__Task requirements__. The entries need to be copied exactly.

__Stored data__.
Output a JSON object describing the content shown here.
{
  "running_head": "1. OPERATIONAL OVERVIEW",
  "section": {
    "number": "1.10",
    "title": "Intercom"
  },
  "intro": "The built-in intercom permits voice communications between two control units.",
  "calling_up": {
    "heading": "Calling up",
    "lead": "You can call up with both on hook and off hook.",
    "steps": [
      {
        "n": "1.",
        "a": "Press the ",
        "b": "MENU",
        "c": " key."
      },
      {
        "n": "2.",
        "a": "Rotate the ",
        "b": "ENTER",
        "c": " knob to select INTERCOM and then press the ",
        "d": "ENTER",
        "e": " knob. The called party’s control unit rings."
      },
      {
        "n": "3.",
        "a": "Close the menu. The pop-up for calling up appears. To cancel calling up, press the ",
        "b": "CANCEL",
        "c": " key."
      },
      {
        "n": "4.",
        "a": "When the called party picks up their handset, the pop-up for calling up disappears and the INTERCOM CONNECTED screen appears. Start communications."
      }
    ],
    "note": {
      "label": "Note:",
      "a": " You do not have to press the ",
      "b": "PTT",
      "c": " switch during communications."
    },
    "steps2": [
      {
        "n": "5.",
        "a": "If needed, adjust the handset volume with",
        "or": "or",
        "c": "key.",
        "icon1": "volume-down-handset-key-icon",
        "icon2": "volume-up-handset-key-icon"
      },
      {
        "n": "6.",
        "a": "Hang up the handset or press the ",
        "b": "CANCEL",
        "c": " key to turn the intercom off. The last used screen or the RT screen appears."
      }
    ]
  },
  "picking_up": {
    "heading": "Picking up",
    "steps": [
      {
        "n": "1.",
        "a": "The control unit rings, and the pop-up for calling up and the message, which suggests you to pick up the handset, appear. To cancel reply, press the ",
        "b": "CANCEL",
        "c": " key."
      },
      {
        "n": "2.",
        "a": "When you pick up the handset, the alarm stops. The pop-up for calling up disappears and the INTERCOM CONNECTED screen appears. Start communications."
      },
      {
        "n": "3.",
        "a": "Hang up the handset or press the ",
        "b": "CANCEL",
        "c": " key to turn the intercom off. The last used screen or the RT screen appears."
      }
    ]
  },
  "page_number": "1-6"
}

__Finished answer__.
Output a JSON object describing the content shown here.
{
  "running_head": "1. OPERATIONAL OVERVIEW",
  "section": {
    "number": "1.10",
    "title": "Intercom"
  },
  "intro": "The built-in intercom permits voice communications between two control units.",
  "calling_up": {
    "heading": "Calling up",
    "lead": "You can call up with both on hook and off hook.",
    "steps": [
      {
        "n": "1.",
        "a": "Press the ",
        "b": "MENU",
        "c": " key."
      },
      {
        "n": "2.",
        "a": "Rotate the ",
        "b": "ENTER",
        "c": " knob to select INTERCOM and then press the ",
        "d": "ENTER",
        "e": " knob. The called party’s control unit rings."
      },
      {
        "n": "3.",
        "a": "Close the menu. The pop-up for calling up appears. To cancel calling up, press the ",
        "b": "CANCEL",
        "c": " key."
      },
      {
        "n": "4.",
        "a": "When the called party picks up their handset, the pop-up for calling up disappears and the INTERCOM CONNECTED screen appears. Start communications."
      }
    ],
    "note": {
      "label": "Note:",
      "a": " You do not have to press the ",
      "b": "PTT",
      "c": " switch during communications."
    },
    "steps2": [
      {
        "n": "5.",
        "a": "If needed, adjust the handset volume with",
        "or": "or",
        "c": "key.",
        "icon1": "volume-down-handset-key-icon",
        "icon2": "volume-up-handset-key-icon"
      },
      {
        "n": "6.",
        "a": "Hang up the handset or press the ",
        "b": "CANCEL",
        "c": " key to turn the intercom off. The last used screen or the RT screen appears."
      }
    ]
  },
  "picking_up": {
    "heading": "Picking up",
    "steps": [
      {
        "n": "1.",
        "a": "The control unit rings, and the pop-up for calling up and the message, which suggests you to pick up the handset, appear. To cancel reply, press the ",
        "b": "CANCEL",
        "c": " key."
      },
      {
        "n": "2.",
        "a": "When you pick up the handset, the alarm stops. The pop-up for calling up disappears and the INTERCOM CONNECTED screen appears. Start communications."
      },
      {
        "n": "3.",
        "a": "Hang up the handset or press the ",
        "b": "CANCEL",
        "c": " key to turn the intercom off. The last used screen or the RT screen appears."
      }
    ]
  },
  "page_number": "1-6"
}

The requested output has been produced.